Request
Return each line of the data below exactly, omitting any pictures.

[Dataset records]
——
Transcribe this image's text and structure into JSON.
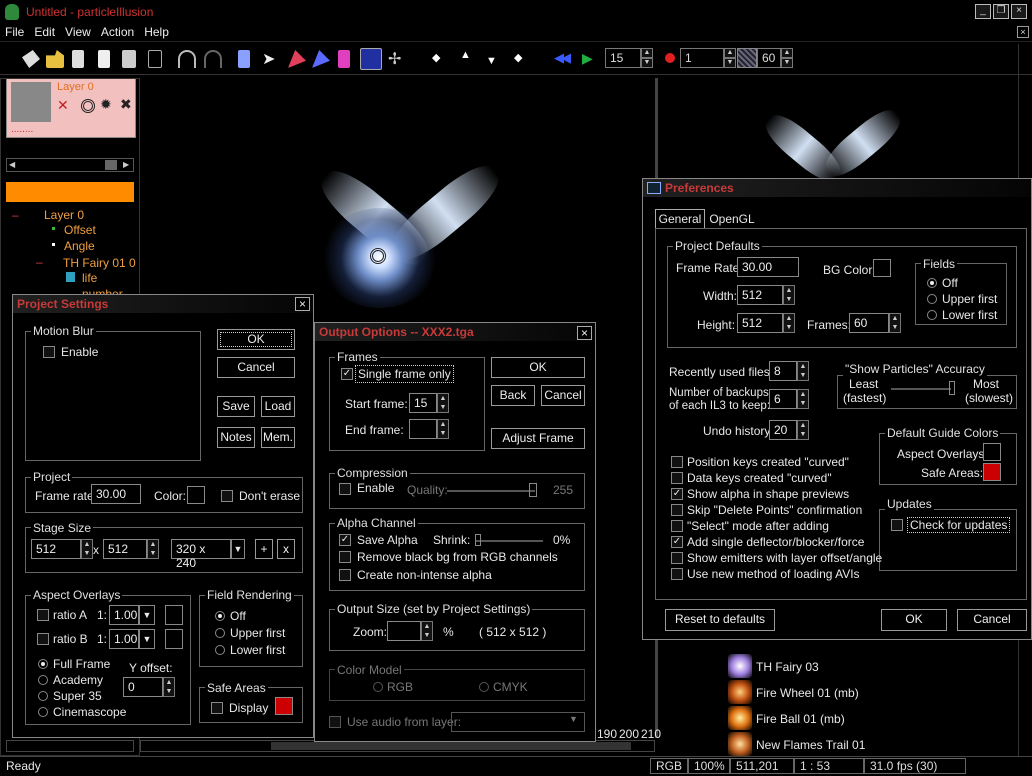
{
  "app": {
    "title": "Untitled - particleIllusion"
  },
  "menu": [
    "File",
    "Edit",
    "View",
    "Action",
    "Help"
  ],
  "toolbar": {
    "frame_value": "15",
    "record_value": "1",
    "fps_value": "60"
  },
  "layer_panel": {
    "layer_name": "Layer 0",
    "dotted": "........"
  },
  "tree": {
    "items": [
      "Layer 0",
      "Offset",
      "Angle",
      "TH Fairy 01 0",
      "life",
      "number"
    ]
  },
  "timeline": {
    "ticks": [
      "190",
      "200",
      "210"
    ]
  },
  "emitters": [
    "TH Fairy 03",
    "Fire Wheel 01 (mb)",
    "Fire Ball 01 (mb)",
    "New Flames Trail 01"
  ],
  "status": {
    "ready": "Ready",
    "mode": "RGB",
    "zoom": "100%",
    "coords": "511,201",
    "time": "1 : 53",
    "fps": "31.0 fps (30)"
  },
  "project": {
    "title": "Project Settings",
    "motion_blur": "Motion Blur",
    "enable": "Enable",
    "ok": "OK",
    "cancel": "Cancel",
    "save": "Save",
    "load": "Load",
    "notes": "Notes",
    "mem": "Mem.",
    "project_grp": "Project",
    "frame_rate_label": "Frame rate:",
    "frame_rate": "30.00",
    "color_label": "Color:",
    "dont_erase": "Don't erase",
    "stage_size": "Stage Size",
    "width": "512",
    "height": "512",
    "x": "x",
    "preset": "320 x 240",
    "plus": "+",
    "xbtn": "x",
    "aspect": "Aspect Overlays",
    "ratio_a": "ratio A",
    "ratio_b": "ratio B",
    "one": "1:",
    "ratio_val": "1.00",
    "full_frame": "Full Frame",
    "academy": "Academy",
    "super35": "Super 35",
    "cinemascope": "Cinemascope",
    "y_offset": "Y offset:",
    "y_val": "0",
    "field_rendering": "Field Rendering",
    "off": "Off",
    "upper": "Upper first",
    "lower": "Lower first",
    "safe_areas": "Safe Areas",
    "display": "Display"
  },
  "output": {
    "title": "Output Options -- XXX2.tga",
    "frames": "Frames",
    "single": "Single frame only",
    "start_label": "Start frame:",
    "start_val": "15",
    "end_label": "End frame:",
    "ok": "OK",
    "back": "Back",
    "cancel": "Cancel",
    "adjust": "Adjust Frame",
    "compression": "Compression",
    "enable": "Enable",
    "quality": "Quality:",
    "quality_val": "255",
    "alpha": "Alpha Channel",
    "save_alpha": "Save Alpha",
    "shrink": "Shrink:",
    "shrink_val": "0%",
    "remove_black": "Remove black bg from RGB channels",
    "non_intense": "Create non-intense alpha",
    "output_size": "Output Size  (set by Project Settings)",
    "zoom": "Zoom:",
    "pct": "%",
    "size": "( 512 x 512 )",
    "color_model": "Color Model",
    "rgb": "RGB",
    "cmyk": "CMYK",
    "use_audio": "Use audio from layer:"
  },
  "prefs": {
    "title": "Preferences",
    "tab_general": "General",
    "tab_opengl": "OpenGL",
    "project_defaults": "Project Defaults",
    "frame_rate_label": "Frame Rate:",
    "frame_rate": "30.00",
    "bg_color": "BG Color:",
    "width_label": "Width:",
    "width": "512",
    "height_label": "Height:",
    "height": "512",
    "frames_label": "Frames:",
    "frames": "60",
    "fields": "Fields",
    "off": "Off",
    "upper": "Upper first",
    "lower": "Lower first",
    "recent_label": "Recently used files:",
    "recent": "8",
    "backups_label1": "Number of backups",
    "backups_label2": "of each IL3 to keep:",
    "backups": "6",
    "undo_label": "Undo history:",
    "undo": "20",
    "show_particles": "\"Show Particles\" Accuracy",
    "least": "Least",
    "fastest": "(fastest)",
    "most": "Most",
    "slowest": "(slowest)",
    "guide_colors": "Default Guide Colors",
    "aspect_overlays": "Aspect Overlays:",
    "safe_areas": "Safe Areas:",
    "updates": "Updates",
    "check_updates": "Check for updates",
    "checks": [
      {
        "label": "Position keys created \"curved\"",
        "on": false
      },
      {
        "label": "Data keys created \"curved\"",
        "on": false
      },
      {
        "label": "Show alpha in shape previews",
        "on": true
      },
      {
        "label": "Skip \"Delete Points\" confirmation",
        "on": false
      },
      {
        "label": "\"Select\" mode after adding",
        "on": false
      },
      {
        "label": "Add single deflector/blocker/force",
        "on": true
      },
      {
        "label": "Show emitters with layer offset/angle",
        "on": false
      },
      {
        "label": "Use new method of loading AVIs",
        "on": false
      }
    ],
    "reset": "Reset to defaults",
    "ok": "OK",
    "cancel": "Cancel"
  },
  "colors": {
    "accent_red": "#d03030",
    "orange": "#ff8c00",
    "safe_red": "#cc0000"
  }
}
——
Complete answer
Transcribe this image's text and structure into JSON.
{
  "app": {
    "title": "Untitled - particleIllusion"
  },
  "menu": [
    "File",
    "Edit",
    "View",
    "Action",
    "Help"
  ],
  "toolbar": {
    "frame_value": "15",
    "record_value": "1",
    "fps_value": "60"
  },
  "layer_panel": {
    "layer_name": "Layer 0",
    "dotted": "........"
  },
  "tree": {
    "items": [
      "Layer 0",
      "Offset",
      "Angle",
      "TH Fairy 01 0",
      "life",
      "number"
    ]
  },
  "timeline": {
    "ticks": [
      "190",
      "200",
      "210"
    ]
  },
  "emitters": [
    "TH Fairy 03",
    "Fire Wheel 01 (mb)",
    "Fire Ball 01 (mb)",
    "New Flames Trail 01"
  ],
  "status": {
    "ready": "Ready",
    "mode": "RGB",
    "zoom": "100%",
    "coords": "511,201",
    "time": "1 : 53",
    "fps": "31.0 fps (30)"
  },
  "project": {
    "title": "Project Settings",
    "motion_blur": "Motion Blur",
    "enable": "Enable",
    "ok": "OK",
    "cancel": "Cancel",
    "save": "Save",
    "load": "Load",
    "notes": "Notes",
    "mem": "Mem.",
    "project_grp": "Project",
    "frame_rate_label": "Frame rate:",
    "frame_rate": "30.00",
    "color_label": "Color:",
    "dont_erase": "Don't erase",
    "stage_size": "Stage Size",
    "width": "512",
    "height": "512",
    "x": "x",
    "preset": "320 x 240",
    "plus": "+",
    "xbtn": "x",
    "aspect": "Aspect Overlays",
    "ratio_a": "ratio A",
    "ratio_b": "ratio B",
    "one": "1:",
    "ratio_val": "1.00",
    "full_frame": "Full Frame",
    "academy": "Academy",
    "super35": "Super 35",
    "cinemascope": "Cinemascope",
    "y_offset": "Y offset:",
    "y_val": "0",
    "field_rendering": "Field Rendering",
    "off": "Off",
    "upper": "Upper first",
    "lower": "Lower first",
    "safe_areas": "Safe Areas",
    "display": "Display"
  },
  "output": {
    "title": "Output Options -- XXX2.tga",
    "frames": "Frames",
    "single": "Single frame only",
    "start_label": "Start frame:",
    "start_val": "15",
    "end_label": "End frame:",
    "ok": "OK",
    "back": "Back",
    "cancel": "Cancel",
    "adjust": "Adjust Frame",
    "compression": "Compression",
    "enable": "Enable",
    "quality": "Quality:",
    "quality_val": "255",
    "alpha": "Alpha Channel",
    "save_alpha": "Save Alpha",
    "shrink": "Shrink:",
    "shrink_val": "0%",
    "remove_black": "Remove black bg from RGB channels",
    "non_intense": "Create non-intense alpha",
    "output_size": "Output Size  (set by Project Settings)",
    "zoom": "Zoom:",
    "pct": "%",
    "size": "( 512 x 512 )",
    "color_model": "Color Model",
    "rgb": "RGB",
    "cmyk": "CMYK",
    "use_audio": "Use audio from layer:"
  },
  "prefs": {
    "title": "Preferences",
    "tab_general": "General",
    "tab_opengl": "OpenGL",
    "project_defaults": "Project Defaults",
    "frame_rate_label": "Frame Rate:",
    "frame_rate": "30.00",
    "bg_color": "BG Color:",
    "width_label": "Width:",
    "width": "512",
    "height_label": "Height:",
    "height": "512",
    "frames_label": "Frames:",
    "frames": "60",
    "fields": "Fields",
    "off": "Off",
    "upper": "Upper first",
    "lower": "Lower first",
    "recent_label": "Recently used files:",
    "recent": "8",
    "backups_label1": "Number of backups",
    "backups_label2": "of each IL3 to keep:",
    "backups": "6",
    "undo_label": "Undo history:",
    "undo": "20",
    "show_particles": "\"Show Particles\" Accuracy",
    "least": "Least",
    "fastest": "(fastest)",
    "most": "Most",
    "slowest": "(slowest)",
    "guide_colors": "Default Guide Colors",
    "aspect_overlays": "Aspect Overlays:",
    "safe_areas": "Safe Areas:",
    "updates": "Updates",
    "check_updates": "Check for updates",
    "checks": [
      {
        "label": "Position keys created \"curved\"",
        "on": false
      },
      {
        "label": "Data keys created \"curved\"",
        "on": false
      },
      {
        "label": "Show alpha in shape previews",
        "on": true
      },
      {
        "label": "Skip \"Delete Points\" confirmation",
        "on": false
      },
      {
        "label": "\"Select\" mode after adding",
        "on": false
      },
      {
        "label": "Add single deflector/blocker/force",
        "on": true
      },
      {
        "label": "Show emitters with layer offset/angle",
        "on": false
      },
      {
        "label": "Use new method of loading AVIs",
        "on": false
      }
    ],
    "reset": "Reset to defaults",
    "ok": "OK",
    "cancel": "Cancel"
  },
  "colors": {
    "accent_red": "#d03030",
    "orange": "#ff8c00",
    "safe_red": "#cc0000"
  }
}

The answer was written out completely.